#### Directions
Filter the records for lines holding the string "Rodengo".

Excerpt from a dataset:
++++++++++++++++++++
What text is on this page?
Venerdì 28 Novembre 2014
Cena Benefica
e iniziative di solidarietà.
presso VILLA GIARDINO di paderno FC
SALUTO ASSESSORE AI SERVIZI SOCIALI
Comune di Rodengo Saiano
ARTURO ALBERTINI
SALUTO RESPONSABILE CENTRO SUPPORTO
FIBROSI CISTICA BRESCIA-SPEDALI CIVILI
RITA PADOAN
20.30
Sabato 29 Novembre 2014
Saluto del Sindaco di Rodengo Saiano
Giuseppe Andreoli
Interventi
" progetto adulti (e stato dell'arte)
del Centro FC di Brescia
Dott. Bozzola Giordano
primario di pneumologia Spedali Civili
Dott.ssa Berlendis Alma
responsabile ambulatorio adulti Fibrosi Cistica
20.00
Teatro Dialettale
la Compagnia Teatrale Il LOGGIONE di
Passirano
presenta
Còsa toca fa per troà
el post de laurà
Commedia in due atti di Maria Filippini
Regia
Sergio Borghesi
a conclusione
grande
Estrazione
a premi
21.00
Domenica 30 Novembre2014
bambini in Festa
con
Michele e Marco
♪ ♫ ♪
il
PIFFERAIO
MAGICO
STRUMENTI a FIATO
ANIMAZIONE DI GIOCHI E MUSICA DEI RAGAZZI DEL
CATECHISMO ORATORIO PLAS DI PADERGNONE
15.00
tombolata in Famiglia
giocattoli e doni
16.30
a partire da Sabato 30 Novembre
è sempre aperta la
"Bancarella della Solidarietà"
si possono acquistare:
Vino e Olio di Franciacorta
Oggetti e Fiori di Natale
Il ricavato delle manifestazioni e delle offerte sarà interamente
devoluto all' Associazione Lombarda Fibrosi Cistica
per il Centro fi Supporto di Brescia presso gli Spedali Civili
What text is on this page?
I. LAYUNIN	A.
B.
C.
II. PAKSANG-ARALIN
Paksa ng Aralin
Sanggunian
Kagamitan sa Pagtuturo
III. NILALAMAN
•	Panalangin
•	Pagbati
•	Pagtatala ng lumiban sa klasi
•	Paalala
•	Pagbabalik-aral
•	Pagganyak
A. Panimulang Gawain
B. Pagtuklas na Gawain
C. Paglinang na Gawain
++++++++++++++++++++
#### The solution
Comune di Rodengo Saiano
Saluto del Sindaco di Rodengo Saiano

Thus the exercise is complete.